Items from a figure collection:
* * * * * * * * *
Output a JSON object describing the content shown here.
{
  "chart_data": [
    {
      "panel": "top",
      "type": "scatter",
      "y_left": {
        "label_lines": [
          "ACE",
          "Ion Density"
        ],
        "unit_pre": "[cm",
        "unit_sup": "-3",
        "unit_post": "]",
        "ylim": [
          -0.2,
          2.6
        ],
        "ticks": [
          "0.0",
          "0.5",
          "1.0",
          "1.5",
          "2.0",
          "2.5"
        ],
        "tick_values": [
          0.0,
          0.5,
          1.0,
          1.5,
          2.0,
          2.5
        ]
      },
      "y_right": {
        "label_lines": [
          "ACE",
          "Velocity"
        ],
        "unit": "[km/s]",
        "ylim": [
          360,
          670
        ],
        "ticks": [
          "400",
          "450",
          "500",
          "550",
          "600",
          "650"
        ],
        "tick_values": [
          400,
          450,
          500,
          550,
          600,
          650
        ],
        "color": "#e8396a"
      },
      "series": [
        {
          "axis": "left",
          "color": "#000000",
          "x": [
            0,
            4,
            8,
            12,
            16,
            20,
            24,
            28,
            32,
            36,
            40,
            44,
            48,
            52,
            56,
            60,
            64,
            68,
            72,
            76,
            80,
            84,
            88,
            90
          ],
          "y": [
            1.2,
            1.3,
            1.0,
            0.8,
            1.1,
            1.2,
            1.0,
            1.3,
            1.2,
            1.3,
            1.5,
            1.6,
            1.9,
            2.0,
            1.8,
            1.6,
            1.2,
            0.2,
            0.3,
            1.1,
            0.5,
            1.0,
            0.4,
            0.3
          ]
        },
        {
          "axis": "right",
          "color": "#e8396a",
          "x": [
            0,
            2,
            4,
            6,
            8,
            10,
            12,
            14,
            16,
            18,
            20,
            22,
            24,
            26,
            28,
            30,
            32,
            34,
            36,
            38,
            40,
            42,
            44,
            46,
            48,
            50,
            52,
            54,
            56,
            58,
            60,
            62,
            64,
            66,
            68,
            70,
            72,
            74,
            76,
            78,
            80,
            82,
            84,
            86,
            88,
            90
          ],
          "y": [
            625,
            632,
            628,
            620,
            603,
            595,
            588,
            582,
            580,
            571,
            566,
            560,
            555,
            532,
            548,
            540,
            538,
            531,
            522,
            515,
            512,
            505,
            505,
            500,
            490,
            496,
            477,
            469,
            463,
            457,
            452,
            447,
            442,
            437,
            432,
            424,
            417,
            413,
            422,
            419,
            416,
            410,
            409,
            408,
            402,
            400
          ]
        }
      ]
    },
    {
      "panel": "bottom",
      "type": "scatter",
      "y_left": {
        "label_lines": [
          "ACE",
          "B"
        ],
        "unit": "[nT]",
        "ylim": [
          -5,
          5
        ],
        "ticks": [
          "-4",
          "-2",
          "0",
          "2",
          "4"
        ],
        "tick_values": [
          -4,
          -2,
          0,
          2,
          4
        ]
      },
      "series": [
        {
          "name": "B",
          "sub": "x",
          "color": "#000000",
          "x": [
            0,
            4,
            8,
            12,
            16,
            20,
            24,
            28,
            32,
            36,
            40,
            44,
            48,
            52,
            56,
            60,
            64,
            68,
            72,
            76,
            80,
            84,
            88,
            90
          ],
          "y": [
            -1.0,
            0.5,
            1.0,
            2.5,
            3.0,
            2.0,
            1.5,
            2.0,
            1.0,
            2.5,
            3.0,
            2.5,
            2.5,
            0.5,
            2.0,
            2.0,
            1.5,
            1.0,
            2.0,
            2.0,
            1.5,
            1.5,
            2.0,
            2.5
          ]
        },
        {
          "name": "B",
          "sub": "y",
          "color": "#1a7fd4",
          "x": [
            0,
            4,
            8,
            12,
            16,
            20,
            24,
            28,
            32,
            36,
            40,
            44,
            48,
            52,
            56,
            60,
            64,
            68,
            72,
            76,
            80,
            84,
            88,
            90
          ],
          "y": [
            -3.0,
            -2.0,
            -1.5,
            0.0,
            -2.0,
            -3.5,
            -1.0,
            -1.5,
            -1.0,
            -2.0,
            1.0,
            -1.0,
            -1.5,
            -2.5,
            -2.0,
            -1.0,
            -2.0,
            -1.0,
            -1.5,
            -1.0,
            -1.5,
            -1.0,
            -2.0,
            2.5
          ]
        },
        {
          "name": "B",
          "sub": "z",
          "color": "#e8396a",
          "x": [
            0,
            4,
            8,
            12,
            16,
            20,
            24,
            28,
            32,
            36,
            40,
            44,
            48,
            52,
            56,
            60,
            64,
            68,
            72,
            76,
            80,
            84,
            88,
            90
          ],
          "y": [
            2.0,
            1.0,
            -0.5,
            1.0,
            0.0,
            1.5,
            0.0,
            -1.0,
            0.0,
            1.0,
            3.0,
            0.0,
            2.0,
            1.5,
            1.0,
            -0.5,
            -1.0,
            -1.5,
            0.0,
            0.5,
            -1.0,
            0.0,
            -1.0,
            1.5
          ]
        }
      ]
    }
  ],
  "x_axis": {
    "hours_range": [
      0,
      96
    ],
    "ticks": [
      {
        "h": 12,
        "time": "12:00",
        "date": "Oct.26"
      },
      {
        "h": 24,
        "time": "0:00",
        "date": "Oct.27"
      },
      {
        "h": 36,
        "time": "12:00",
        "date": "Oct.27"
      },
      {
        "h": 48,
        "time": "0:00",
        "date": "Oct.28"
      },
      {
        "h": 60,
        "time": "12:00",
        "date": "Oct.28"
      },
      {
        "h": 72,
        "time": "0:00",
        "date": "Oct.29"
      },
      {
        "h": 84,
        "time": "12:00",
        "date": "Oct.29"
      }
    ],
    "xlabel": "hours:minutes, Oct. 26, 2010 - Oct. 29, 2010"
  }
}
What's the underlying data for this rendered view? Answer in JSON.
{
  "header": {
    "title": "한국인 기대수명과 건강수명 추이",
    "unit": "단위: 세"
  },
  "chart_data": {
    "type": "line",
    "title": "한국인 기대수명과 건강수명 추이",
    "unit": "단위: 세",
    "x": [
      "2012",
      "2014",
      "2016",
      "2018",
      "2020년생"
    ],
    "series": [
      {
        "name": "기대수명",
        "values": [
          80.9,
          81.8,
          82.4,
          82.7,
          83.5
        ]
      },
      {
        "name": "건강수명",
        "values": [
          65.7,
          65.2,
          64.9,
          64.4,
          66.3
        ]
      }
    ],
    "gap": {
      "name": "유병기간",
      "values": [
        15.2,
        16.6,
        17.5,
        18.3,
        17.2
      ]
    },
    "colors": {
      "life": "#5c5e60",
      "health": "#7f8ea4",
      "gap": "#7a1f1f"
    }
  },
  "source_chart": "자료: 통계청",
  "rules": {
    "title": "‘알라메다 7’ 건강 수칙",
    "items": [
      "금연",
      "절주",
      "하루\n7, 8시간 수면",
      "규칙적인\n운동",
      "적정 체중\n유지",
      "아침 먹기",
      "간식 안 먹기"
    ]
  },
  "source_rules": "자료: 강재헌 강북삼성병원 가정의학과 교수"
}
* * * * * * * * *
TASK DETAILS
The whole listing above needs to be written out again exactly.

FINAL RESULT
Output a JSON object describing the content shown here.
{
  "chart_data": [
    {
      "panel": "top",
      "type": "scatter",
      "y_left": {
        "label_lines": [
          "ACE",
          "Ion Density"
        ],
        "unit_pre": "[cm",
        "unit_sup": "-3",
        "unit_post": "]",
        "ylim": [
          -0.2,
          2.6
        ],
        "ticks": [
          "0.0",
          "0.5",
          "1.0",
          "1.5",
          "2.0",
          "2.5"
        ],
        "tick_values": [
          0.0,
          0.5,
          1.0,
          1.5,
          2.0,
          2.5
        ]
      },
      "y_right": {
        "label_lines": [
          "ACE",
          "Velocity"
        ],
        "unit": "[km/s]",
        "ylim": [
          360,
          670
        ],
        "ticks": [
          "400",
          "450",
          "500",
          "550",
          "600",
          "650"
        ],
        "tick_values": [
          400,
          450,
          500,
          550,
          600,
          650
        ],
        "color": "#e8396a"
      },
      "series": [
        {
          "axis": "left",
          "color": "#000000",
          "x": [
            0,
            4,
            8,
            12,
            16,
            20,
            24,
            28,
            32,
            36,
            40,
            44,
            48,
            52,
            56,
            60,
            64,
            68,
            72,
            76,
            80,
            84,
            88,
            90
          ],
          "y": [
            1.2,
            1.3,
            1.0,
            0.8,
            1.1,
            1.2,
            1.0,
            1.3,
            1.2,
            1.3,
            1.5,
            1.6,
            1.9,
            2.0,
            1.8,
            1.6,
            1.2,
            0.2,
            0.3,
            1.1,
            0.5,
            1.0,
            0.4,
            0.3
          ]
        },
        {
          "axis": "right",
          "color": "#e8396a",
          "x": [
            0,
            2,
            4,
            6,
            8,
            10,
            12,
            14,
            16,
            18,
            20,
            22,
            24,
            26,
            28,
            30,
            32,
            34,
            36,
            38,
            40,
            42,
            44,
            46,
            48,
            50,
            52,
            54,
            56,
            58,
            60,
            62,
            64,
            66,
            68,
            70,
            72,
            74,
            76,
            78,
            80,
            82,
            84,
            86,
            88,
            90
          ],
          "y": [
            625,
            632,
            628,
            620,
            603,
            595,
            588,
            582,
            580,
            571,
            566,
            560,
            555,
            532,
            548,
            540,
            538,
            531,
            522,
            515,
            512,
            505,
            505,
            500,
            490,
            496,
            477,
            469,
            463,
            457,
            452,
            447,
            442,
            437,
            432,
            424,
            417,
            413,
            422,
            419,
            416,
            410,
            409,
            408,
            402,
            400
          ]
        }
      ]
    },
    {
      "panel": "bottom",
      "type": "scatter",
      "y_left": {
        "label_lines": [
          "ACE",
          "B"
        ],
        "unit": "[nT]",
        "ylim": [
          -5,
          5
        ],
        "ticks": [
          "-4",
          "-2",
          "0",
          "2",
          "4"
        ],
        "tick_values": [
          -4,
          -2,
          0,
          2,
          4
        ]
      },
      "series": [
        {
          "name": "B",
          "sub": "x",
          "color": "#000000",
          "x": [
            0,
            4,
            8,
            12,
            16,
            20,
            24,
            28,
            32,
            36,
            40,
            44,
            48,
            52,
            56,
            60,
            64,
            68,
            72,
            76,
            80,
            84,
            88,
            90
          ],
          "y": [
            -1.0,
            0.5,
            1.0,
            2.5,
            3.0,
            2.0,
            1.5,
            2.0,
            1.0,
            2.5,
            3.0,
            2.5,
            2.5,
            0.5,
            2.0,
            2.0,
            1.5,
            1.0,
            2.0,
            2.0,
            1.5,
            1.5,
            2.0,
            2.5
          ]
        },
        {
          "name": "B",
          "sub": "y",
          "color": "#1a7fd4",
          "x": [
            0,
            4,
            8,
            12,
            16,
            20,
            24,
            28,
            32,
            36,
            40,
            44,
            48,
            52,
            56,
            60,
            64,
            68,
            72,
            76,
            80,
            84,
            88,
            90
          ],
          "y": [
            -3.0,
            -2.0,
            -1.5,
            0.0,
            -2.0,
            -3.5,
            -1.0,
            -1.5,
            -1.0,
            -2.0,
            1.0,
            -1.0,
            -1.5,
            -2.5,
            -2.0,
            -1.0,
            -2.0,
            -1.0,
            -1.5,
            -1.0,
            -1.5,
            -1.0,
            -2.0,
            2.5
          ]
        },
        {
          "name": "B",
          "sub": "z",
          "color": "#e8396a",
          "x": [
            0,
            4,
            8,
            12,
            16,
            20,
            24,
            28,
            32,
            36,
            40,
            44,
            48,
            52,
            56,
            60,
            64,
            68,
            72,
            76,
            80,
            84,
            88,
            90
          ],
          "y": [
            2.0,
            1.0,
            -0.5,
            1.0,
            0.0,
            1.5,
            0.0,
            -1.0,
            0.0,
            1.0,
            3.0,
            0.0,
            2.0,
            1.5,
            1.0,
            -0.5,
            -1.0,
            -1.5,
            0.0,
            0.5,
            -1.0,
            0.0,
            -1.0,
            1.5
          ]
        }
      ]
    }
  ],
  "x_axis": {
    "hours_range": [
      0,
      96
    ],
    "ticks": [
      {
        "h": 12,
        "time": "12:00",
        "date": "Oct.26"
      },
      {
        "h": 24,
        "time": "0:00",
        "date": "Oct.27"
      },
      {
        "h": 36,
        "time": "12:00",
        "date": "Oct.27"
      },
      {
        "h": 48,
        "time": "0:00",
        "date": "Oct.28"
      },
      {
        "h": 60,
        "time": "12:00",
        "date": "Oct.28"
      },
      {
        "h": 72,
        "time": "0:00",
        "date": "Oct.29"
      },
      {
        "h": 84,
        "time": "12:00",
        "date": "Oct.29"
      }
    ],
    "xlabel": "hours:minutes, Oct. 26, 2010 - Oct. 29, 2010"
  }
}
What's the underlying data for this rendered view? Answer in JSON.
{
  "header": {
    "title": "한국인 기대수명과 건강수명 추이",
    "unit": "단위: 세"
  },
  "chart_data": {
    "type": "line",
    "title": "한국인 기대수명과 건강수명 추이",
    "unit": "단위: 세",
    "x": [
      "2012",
      "2014",
      "2016",
      "2018",
      "2020년생"
    ],
    "series": [
      {
        "name": "기대수명",
        "values": [
          80.9,
          81.8,
          82.4,
          82.7,
          83.5
        ]
      },
      {
        "name": "건강수명",
        "values": [
          65.7,
          65.2,
          64.9,
          64.4,
          66.3
        ]
      }
    ],
    "gap": {
      "name": "유병기간",
      "values": [
        15.2,
        16.6,
        17.5,
        18.3,
        17.2
      ]
    },
    "colors": {
      "life": "#5c5e60",
      "health": "#7f8ea4",
      "gap": "#7a1f1f"
    }
  },
  "source_chart": "자료: 통계청",
  "rules": {
    "title": "‘알라메다 7’ 건강 수칙",
    "items": [
      "금연",
      "절주",
      "하루\n7, 8시간 수면",
      "규칙적인\n운동",
      "적정 체중\n유지",
      "아침 먹기",
      "간식 안 먹기"
    ]
  },
  "source_rules": "자료: 강재헌 강북삼성병원 가정의학과 교수"
}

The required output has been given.